### [Extract to read]
-----
Fixed performance issue with malformed HTML tables. We let a </table> tag close an open <tr> or <td> (#1167).
Allow space between <col> and </col>.
Added audio and source in eitherBlockOrInline.
Moved video, svg, progress, script, noscript, svg from blockTags to eitherBlockOrInline.
map and object were mistakenly in both lists; they have been removed from blockTags.
Ignore DOCTYPE and xml declarations.
MediaWiki reader:
Don't parse backslash escapes inside <source> (#1445).
Tightened up template parsing. The opening {{ must be followed by an alphanumeric or :. This prevents the exponential slowdown in #1033.
Support "Bild" for images.
DocBook reader:
Better handle elements inside code environments. Pandoc's document model does not allow structure inside code blocks, but at least this way we preserve the text (#1449).
Support <?asciidoc-br?> (#1236).
Textile reader:
Fixed list parsing. Lists can now start without an intervening blank line (#1513).
HTML block-level tags that do not start a line are parsed as inline HTML and do not interrupt paragraphs (as in RedCloth).
Org reader:
Make tildes create inline code (#1345). Also relabeled code and verbatim parsers to accord with the org-mode manual.
Respect :exports header argument in code blocks (Craig Bosma).
-----
### [Given request 1]
According to the changelog excerpt, what word does the MediaWiki reader now support for images?
### [Given request 2]
Recast the rows from the line holding "List all visible" through the line holding "Point — [94, 247, 117, 261]", inclusive, as a numbered list with any blank lines dropped.
The changelog excerpt has no connection to the rows that follow it.

### [Provided records]
-----
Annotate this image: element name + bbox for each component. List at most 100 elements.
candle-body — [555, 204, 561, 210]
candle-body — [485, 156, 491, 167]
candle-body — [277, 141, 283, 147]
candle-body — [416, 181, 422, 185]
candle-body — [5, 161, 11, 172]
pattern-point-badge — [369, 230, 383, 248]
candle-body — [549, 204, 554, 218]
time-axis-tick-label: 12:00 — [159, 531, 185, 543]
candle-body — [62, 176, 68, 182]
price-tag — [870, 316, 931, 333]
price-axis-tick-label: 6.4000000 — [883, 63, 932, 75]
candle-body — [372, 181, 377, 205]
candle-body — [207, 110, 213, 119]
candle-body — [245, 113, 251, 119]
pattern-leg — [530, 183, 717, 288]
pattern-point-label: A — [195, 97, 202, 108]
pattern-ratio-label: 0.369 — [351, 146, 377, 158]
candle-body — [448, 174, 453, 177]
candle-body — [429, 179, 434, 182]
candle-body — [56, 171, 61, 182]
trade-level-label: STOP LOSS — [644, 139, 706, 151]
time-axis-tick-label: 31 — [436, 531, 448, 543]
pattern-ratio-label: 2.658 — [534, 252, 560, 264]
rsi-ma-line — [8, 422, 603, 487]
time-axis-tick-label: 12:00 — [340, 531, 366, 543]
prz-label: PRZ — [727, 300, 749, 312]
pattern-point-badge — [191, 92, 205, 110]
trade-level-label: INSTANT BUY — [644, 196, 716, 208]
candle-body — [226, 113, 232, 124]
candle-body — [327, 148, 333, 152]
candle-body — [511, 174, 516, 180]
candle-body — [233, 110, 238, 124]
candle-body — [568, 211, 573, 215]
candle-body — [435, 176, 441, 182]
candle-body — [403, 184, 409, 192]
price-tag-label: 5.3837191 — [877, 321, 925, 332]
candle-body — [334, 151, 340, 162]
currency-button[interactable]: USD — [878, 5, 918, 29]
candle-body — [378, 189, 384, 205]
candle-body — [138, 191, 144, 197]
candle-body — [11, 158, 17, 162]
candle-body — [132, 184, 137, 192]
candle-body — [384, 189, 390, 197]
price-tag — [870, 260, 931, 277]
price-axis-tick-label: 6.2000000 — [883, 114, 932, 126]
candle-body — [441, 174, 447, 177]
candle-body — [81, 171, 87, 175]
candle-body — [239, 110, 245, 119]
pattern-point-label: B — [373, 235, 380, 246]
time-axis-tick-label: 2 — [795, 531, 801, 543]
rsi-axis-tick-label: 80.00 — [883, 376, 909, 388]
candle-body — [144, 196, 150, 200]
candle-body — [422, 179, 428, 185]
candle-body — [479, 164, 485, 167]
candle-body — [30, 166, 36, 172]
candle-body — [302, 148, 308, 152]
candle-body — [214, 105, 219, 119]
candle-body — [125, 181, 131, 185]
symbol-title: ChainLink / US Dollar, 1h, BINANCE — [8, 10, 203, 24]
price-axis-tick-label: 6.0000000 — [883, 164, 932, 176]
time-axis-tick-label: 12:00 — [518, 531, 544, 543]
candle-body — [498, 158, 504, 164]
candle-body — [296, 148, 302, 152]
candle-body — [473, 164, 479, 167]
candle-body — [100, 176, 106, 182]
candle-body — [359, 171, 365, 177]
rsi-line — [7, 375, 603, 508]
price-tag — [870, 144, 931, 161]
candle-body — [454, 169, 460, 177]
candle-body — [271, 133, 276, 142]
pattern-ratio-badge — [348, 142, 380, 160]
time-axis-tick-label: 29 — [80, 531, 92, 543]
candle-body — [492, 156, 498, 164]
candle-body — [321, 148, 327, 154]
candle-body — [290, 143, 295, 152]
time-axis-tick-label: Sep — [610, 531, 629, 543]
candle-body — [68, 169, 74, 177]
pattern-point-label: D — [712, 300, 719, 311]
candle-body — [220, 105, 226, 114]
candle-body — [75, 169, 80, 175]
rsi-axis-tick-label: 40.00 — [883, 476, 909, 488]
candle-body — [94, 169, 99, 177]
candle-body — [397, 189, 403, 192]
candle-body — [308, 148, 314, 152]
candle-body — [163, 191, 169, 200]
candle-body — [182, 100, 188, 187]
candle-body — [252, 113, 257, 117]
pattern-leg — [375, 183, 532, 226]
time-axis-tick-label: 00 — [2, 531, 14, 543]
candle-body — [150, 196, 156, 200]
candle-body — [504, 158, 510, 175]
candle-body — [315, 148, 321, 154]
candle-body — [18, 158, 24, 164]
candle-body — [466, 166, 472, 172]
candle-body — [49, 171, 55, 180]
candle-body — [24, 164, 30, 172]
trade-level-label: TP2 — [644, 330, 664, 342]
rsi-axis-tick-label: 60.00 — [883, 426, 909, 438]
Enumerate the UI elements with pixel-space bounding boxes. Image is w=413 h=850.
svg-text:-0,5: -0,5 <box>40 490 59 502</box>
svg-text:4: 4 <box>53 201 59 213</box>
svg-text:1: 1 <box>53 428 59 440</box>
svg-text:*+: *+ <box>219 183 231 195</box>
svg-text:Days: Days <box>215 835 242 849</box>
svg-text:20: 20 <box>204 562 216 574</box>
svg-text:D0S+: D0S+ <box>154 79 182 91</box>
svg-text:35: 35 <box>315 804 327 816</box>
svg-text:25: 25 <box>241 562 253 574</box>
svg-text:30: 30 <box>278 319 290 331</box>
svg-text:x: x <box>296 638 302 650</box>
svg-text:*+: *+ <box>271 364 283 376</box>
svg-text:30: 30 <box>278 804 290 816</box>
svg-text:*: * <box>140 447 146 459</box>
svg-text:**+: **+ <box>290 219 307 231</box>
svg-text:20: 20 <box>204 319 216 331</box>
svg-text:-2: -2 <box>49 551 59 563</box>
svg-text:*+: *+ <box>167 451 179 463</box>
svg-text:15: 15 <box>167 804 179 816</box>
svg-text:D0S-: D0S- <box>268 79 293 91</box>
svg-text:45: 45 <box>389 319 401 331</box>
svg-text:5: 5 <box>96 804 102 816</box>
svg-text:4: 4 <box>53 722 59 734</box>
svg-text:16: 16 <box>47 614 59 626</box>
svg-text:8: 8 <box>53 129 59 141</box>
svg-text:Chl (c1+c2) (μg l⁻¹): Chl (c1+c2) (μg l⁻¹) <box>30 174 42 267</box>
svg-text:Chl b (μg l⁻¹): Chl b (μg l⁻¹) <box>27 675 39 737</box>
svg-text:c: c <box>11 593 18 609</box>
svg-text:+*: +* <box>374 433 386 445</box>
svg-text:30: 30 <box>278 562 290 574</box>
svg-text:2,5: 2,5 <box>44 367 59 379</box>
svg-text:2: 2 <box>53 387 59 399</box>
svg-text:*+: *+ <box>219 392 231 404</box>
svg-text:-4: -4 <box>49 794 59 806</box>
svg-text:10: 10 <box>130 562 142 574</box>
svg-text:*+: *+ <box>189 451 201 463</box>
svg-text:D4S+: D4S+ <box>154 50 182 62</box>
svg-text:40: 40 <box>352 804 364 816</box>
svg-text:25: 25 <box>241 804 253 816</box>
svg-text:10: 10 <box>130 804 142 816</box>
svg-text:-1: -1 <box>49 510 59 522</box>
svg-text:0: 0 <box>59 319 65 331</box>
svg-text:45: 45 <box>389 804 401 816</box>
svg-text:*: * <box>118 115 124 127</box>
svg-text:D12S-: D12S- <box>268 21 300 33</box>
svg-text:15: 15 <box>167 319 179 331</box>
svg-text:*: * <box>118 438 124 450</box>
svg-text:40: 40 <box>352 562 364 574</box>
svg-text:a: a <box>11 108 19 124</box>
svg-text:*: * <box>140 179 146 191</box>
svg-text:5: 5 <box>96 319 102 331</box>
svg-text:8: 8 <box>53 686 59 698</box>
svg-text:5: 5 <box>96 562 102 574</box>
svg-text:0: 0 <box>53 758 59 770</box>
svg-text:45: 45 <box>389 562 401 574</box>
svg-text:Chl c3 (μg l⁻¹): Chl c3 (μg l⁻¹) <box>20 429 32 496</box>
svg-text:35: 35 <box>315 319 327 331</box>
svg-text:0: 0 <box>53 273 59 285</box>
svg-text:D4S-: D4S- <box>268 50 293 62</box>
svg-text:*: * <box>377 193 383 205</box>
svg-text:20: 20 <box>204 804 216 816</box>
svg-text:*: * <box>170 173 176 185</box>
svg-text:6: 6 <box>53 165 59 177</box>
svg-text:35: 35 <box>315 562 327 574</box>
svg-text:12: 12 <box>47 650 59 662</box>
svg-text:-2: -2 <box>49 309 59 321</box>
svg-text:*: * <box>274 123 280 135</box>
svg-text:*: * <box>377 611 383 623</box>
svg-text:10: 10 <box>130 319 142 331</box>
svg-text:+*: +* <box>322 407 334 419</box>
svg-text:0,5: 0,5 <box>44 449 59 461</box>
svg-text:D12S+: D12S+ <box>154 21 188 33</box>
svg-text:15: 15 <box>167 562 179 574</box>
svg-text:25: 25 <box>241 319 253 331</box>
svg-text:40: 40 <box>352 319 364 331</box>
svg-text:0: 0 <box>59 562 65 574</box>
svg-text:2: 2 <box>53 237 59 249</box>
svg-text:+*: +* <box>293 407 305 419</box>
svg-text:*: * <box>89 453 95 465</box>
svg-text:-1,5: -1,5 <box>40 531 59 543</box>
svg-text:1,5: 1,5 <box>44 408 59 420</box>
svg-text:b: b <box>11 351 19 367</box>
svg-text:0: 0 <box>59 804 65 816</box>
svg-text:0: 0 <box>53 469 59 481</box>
-----
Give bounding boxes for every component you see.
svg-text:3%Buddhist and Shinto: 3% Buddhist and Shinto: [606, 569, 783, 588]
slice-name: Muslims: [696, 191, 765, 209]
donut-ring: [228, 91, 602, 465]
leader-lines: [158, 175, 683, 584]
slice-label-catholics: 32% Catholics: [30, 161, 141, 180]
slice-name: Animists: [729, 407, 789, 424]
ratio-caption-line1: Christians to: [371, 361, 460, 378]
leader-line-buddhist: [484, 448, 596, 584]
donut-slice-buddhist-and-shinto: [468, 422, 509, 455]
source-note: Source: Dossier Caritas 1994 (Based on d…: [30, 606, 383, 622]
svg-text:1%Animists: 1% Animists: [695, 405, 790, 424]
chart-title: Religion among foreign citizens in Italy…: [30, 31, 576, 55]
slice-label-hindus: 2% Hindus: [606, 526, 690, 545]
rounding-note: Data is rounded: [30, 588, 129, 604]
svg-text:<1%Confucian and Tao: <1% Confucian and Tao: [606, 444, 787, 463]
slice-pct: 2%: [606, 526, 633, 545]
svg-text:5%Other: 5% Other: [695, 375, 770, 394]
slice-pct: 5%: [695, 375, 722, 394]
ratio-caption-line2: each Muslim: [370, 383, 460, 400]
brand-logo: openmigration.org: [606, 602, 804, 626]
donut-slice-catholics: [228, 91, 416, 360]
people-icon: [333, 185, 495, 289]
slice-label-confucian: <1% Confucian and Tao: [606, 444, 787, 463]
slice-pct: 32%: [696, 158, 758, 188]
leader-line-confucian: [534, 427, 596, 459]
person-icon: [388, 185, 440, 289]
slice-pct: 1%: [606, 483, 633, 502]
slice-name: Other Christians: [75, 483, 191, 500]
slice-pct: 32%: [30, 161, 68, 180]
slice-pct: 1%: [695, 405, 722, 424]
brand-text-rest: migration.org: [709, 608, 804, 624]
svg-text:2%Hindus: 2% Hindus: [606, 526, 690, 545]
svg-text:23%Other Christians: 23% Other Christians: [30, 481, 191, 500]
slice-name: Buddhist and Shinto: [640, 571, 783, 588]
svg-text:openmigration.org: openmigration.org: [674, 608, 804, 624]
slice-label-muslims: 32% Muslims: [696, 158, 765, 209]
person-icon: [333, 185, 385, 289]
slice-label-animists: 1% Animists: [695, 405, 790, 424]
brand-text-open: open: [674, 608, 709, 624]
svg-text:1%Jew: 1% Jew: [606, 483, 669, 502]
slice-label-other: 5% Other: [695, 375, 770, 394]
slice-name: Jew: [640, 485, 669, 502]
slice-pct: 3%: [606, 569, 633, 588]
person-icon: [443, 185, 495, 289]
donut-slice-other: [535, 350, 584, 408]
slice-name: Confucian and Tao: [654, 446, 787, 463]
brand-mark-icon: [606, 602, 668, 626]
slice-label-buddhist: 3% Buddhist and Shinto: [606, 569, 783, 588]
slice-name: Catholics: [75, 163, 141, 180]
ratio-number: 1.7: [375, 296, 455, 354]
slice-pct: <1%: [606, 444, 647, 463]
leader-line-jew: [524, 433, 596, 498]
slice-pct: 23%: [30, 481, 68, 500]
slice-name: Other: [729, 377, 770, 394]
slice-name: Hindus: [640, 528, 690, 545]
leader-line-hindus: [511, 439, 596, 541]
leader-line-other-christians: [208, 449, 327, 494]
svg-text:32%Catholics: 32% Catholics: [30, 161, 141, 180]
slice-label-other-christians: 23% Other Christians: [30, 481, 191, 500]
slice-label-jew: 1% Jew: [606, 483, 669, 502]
-----
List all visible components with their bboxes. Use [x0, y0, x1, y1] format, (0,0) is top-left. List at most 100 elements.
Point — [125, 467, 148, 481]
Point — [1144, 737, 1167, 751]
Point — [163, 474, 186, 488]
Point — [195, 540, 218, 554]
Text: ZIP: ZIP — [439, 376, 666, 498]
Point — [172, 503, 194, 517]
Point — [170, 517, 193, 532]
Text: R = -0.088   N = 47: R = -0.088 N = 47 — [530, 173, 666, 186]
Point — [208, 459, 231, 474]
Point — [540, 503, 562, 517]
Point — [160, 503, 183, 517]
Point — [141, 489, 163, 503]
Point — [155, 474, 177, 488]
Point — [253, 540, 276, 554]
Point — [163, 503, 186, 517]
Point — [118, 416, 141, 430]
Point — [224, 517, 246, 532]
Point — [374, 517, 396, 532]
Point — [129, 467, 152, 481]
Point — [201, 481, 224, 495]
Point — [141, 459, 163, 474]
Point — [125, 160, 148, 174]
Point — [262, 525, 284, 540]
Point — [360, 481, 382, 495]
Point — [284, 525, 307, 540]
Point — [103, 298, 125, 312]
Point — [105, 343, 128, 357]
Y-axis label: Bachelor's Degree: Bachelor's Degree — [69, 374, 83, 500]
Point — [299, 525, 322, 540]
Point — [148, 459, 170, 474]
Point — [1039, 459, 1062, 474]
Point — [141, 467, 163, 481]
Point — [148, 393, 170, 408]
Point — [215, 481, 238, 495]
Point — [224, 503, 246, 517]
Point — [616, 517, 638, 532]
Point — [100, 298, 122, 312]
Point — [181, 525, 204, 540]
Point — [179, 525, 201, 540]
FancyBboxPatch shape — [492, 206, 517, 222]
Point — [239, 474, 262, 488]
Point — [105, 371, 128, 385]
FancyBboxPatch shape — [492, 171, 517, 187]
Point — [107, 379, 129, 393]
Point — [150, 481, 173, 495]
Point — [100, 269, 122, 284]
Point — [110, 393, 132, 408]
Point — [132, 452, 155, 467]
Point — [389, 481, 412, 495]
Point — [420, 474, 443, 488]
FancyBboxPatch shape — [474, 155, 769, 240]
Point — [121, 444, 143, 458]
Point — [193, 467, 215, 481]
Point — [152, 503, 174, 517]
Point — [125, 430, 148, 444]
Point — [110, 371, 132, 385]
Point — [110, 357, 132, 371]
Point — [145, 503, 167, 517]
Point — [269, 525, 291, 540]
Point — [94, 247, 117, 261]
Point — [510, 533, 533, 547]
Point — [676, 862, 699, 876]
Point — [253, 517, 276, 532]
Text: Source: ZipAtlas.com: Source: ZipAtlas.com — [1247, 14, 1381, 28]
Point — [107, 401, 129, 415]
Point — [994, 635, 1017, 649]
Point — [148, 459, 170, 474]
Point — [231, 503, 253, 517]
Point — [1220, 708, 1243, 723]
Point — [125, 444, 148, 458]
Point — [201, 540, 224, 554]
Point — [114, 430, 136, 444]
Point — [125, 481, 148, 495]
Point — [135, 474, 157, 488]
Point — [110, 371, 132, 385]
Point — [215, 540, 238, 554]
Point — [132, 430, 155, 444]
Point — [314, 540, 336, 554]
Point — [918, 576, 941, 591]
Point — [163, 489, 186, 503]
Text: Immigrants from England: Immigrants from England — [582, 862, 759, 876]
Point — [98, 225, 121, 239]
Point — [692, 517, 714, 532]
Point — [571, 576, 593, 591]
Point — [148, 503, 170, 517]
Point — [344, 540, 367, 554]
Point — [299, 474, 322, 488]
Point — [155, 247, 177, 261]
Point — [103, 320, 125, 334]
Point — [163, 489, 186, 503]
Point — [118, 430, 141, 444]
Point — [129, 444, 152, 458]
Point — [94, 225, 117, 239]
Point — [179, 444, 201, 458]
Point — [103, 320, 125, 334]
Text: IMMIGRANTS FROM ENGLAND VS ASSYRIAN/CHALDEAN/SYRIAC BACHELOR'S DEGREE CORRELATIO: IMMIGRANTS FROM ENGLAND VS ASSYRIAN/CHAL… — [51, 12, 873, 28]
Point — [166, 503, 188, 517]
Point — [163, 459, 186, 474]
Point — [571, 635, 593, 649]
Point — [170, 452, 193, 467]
-----
### [Right answer 1]
"Bild"

### [Right answer 2]
1. List all visible components with their bboxes. Use [x0, y0, x1, y1] format, (0,0) is top-left. List at most 100 elements.
2. Point — [125, 467, 148, 481]
3. Point — [1144, 737, 1167, 751]
4. Point — [163, 474, 186, 488]
5. Point — [195, 540, 218, 554]
6. Text: ZIP: ZIP — [439, 376, 666, 498]
7. Point — [172, 503, 194, 517]
8. Point — [170, 517, 193, 532]
9. Text: R = -0.088   N = 47: R = -0.088 N = 47 — [530, 173, 666, 186]
10. Point — [208, 459, 231, 474]
11. Point — [540, 503, 562, 517]
12. Point — [160, 503, 183, 517]
13. Point — [141, 489, 163, 503]
14. Point — [155, 474, 177, 488]
15. Point — [253, 540, 276, 554]
16. Point — [163, 503, 186, 517]
17. Point — [118, 416, 141, 430]
18. Point — [224, 517, 246, 532]
19. Point — [374, 517, 396, 532]
20. Point — [129, 467, 152, 481]
21. Point — [201, 481, 224, 495]
22. Point — [141, 459, 163, 474]
23. Point — [125, 160, 148, 174]
24. Point — [262, 525, 284, 540]
25. Point — [360, 481, 382, 495]
26. Point — [284, 525, 307, 540]
27. Point — [103, 298, 125, 312]
28. Point — [105, 343, 128, 357]
29. Y-axis label: Bachelor's Degree: Bachelor's Degree — [69, 374, 83, 500]
30. Point — [299, 525, 322, 540]
31. Point — [148, 459, 170, 474]
32. Point — [1039, 459, 1062, 474]
33. Point — [141, 467, 163, 481]
34. Point — [148, 393, 170, 408]
35. Point — [215, 481, 238, 495]
36. Point — [224, 503, 246, 517]
37. Point — [616, 517, 638, 532]
38. Point — [100, 298, 122, 312]
39. Point — [181, 525, 204, 540]
40. Point — [179, 525, 201, 540]
41. FancyBboxPatch shape — [492, 206, 517, 222]
42. Point — [239, 474, 262, 488]
43. Point — [105, 371, 128, 385]
44. FancyBboxPatch shape — [492, 171, 517, 187]
45. Point — [107, 379, 129, 393]
46. Point — [150, 481, 173, 495]
47. Point — [100, 269, 122, 284]
48. Point — [110, 393, 132, 408]
49. Point — [132, 452, 155, 467]
50. Point — [389, 481, 412, 495]
51. Point — [420, 474, 443, 488]
52. FancyBboxPatch shape — [474, 155, 769, 240]
53. Point — [121, 444, 143, 458]
54. Point — [193, 467, 215, 481]
55. Point — [152, 503, 174, 517]
56. Point — [125, 430, 148, 444]
57. Point — [110, 371, 132, 385]
58. Point — [110, 357, 132, 371]
59. Point — [145, 503, 167, 517]
60. Point — [269, 525, 291, 540]
61. Point — [94, 247, 117, 261]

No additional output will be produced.